* **Extrait fourni**
========

Si certains s’évertuent à glorifier la «Valeur Travail» comme élément fondateur de la société contemporaine, il est temps d’ériger la «Valeur Chômage» en vertu refondatrice de la société de demain !
Ces dernières années, en ces temps de crise financière et économique qui ont ébranlé les puissances économiques occidentales et dont nous subissons toujours les répliques, les 20 Heures de TF1 et France2 ont relaté par l’image les plans massifs de licenciements qui, principalement, ont frappé la classe ouvrière.
Les témoignages poignants de ces sacrifiés ont crevé l’écran.
Depuis des années, on assiste à une hémorragie, qu’aucun garrot n'a contenu, de ces usines qu’on délocalise en Pologne, en Inde ou en Chine, ou qu’on ferme tout bonnement pour cause de concurrence internationale à laquelle on ne peut résister.
Ainsi, sur la période 2008/2013, le taux officiel du chômage en France, la catégorie A, est passé de moins de 2 millions de sans emplois à 3,2 millions. Du rarement vu dans un délai aussi court.

========

* **Entrées de données**
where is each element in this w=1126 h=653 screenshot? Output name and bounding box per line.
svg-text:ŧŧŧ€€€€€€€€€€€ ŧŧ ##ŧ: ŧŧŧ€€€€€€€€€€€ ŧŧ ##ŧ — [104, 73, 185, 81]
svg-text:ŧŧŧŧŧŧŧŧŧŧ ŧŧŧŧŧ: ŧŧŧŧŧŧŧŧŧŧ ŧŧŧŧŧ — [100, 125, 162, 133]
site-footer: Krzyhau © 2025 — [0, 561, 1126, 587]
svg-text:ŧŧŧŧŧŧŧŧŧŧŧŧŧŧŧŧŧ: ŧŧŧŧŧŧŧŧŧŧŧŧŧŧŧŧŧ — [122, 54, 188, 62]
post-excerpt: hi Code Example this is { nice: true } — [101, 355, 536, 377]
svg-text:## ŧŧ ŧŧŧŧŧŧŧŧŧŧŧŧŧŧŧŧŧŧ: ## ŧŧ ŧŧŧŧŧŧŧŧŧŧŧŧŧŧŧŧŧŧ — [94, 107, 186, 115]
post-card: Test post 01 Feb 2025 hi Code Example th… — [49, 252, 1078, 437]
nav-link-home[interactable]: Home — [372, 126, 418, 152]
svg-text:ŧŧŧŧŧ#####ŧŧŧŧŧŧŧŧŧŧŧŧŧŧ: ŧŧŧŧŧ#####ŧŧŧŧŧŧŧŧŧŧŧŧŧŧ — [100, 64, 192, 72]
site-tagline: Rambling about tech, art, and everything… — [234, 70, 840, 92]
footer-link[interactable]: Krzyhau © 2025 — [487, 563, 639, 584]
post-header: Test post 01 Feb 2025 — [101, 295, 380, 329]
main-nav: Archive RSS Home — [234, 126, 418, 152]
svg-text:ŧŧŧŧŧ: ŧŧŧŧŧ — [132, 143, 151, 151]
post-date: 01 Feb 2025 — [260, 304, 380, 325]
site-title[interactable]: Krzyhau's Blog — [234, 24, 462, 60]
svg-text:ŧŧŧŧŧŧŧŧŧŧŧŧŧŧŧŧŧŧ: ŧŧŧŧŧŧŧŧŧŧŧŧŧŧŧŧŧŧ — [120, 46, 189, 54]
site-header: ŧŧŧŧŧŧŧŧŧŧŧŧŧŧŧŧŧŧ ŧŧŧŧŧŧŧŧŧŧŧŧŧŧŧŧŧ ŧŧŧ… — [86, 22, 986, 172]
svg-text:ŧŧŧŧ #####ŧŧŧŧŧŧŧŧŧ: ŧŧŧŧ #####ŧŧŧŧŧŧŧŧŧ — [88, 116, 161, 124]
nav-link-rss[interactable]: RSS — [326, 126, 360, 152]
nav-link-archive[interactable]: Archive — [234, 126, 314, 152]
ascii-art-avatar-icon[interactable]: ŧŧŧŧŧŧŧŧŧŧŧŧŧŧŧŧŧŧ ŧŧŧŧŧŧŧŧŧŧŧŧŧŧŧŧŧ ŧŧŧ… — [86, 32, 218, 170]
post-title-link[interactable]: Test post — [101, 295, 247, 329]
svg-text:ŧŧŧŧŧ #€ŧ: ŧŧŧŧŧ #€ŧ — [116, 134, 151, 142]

========

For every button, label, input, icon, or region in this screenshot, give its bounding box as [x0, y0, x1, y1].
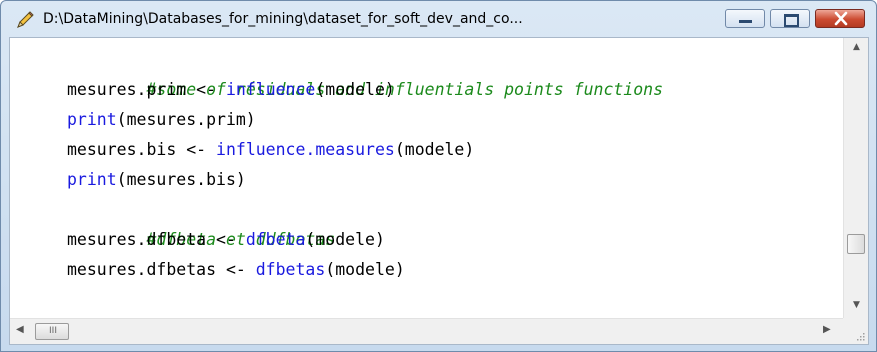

========

* **Tâches**
A. Indiquez si chacune des affirmations suivantes concorde avec le texte sur le chômage. Répondez par oui ou non et citez mot pour mot les termes du texte qui tranchent.
(i) Les plans de licenciements ont surtout touché la classe ouvrière.
(ii) Les usines sont délocalisées uniquement en Chine.
(iii) Entre 2008 et 2013, le chômage de catégorie A a atteint 3,2 millions de personnes.
B. Répondez brièvement à ces questions sur le texte sur le chômage.
(i) Quels journaux télévisés ont relaté en images les plans massifs de licenciements ?
(ii) Quelle valeur le texte veut-il ériger en vertu refondatrice de la société de demain ?
(iii) Pour quelle raison ferme-t-on certaines usines ?
C. Reprenez, s’il vous plaît, le texte sur le chômage là où il s’arrête et poursuivez-le.

* **Réponses par tâche**
A.
(i) Oui : « qui, principalement, ont frappé la classe ouvrière »
(ii) Non : « qu’on délocalise en Pologne, en Inde ou en Chine »
(iii) Oui : « est passé de moins de 2 millions de sans emplois à 3,2 millions »

B.
(i) Les 20 Heures de TF1 et France2.
(ii) La «Valeur Chômage».
(iii) Pour cause de concurrence internationale à laquelle on ne peut résister.

C.
Un million deux cent mille personnes, principalement des intérimaires et des ouvriers peu qualifiés, sont restées sur le carreau. Un million deux cent mille familles ont été ébranlées par le licenciement d’un proche même si le système de protections sociales à la française permet, un temps seulement, d’amortir le choc de la perte d’un emploi qu’on peinera, dans le contexte actuel, à retrouver.
Malgré tous les efforts (réels ou feints) entrepris par les gouvernements de droite ou de gauche pour contenir l’augmentation du chômage, le travail reste une denrée rare sur un marché du recrutement pour toujours atone.
Face à cette pénurie, la lettre de licenciement qu’on vous remet en main propre ou qu'on vous adresse par voie recommandée peut être vécue comme un véritable traumatisme. Pour beaucoup elle l’est, notamment pour ces travailleuses et travailleurs peu qualifiés qui exercent des activités dans des bassins d’emplois déjà sinistrés offrant peu de possibilités de reconversions et de reclassements.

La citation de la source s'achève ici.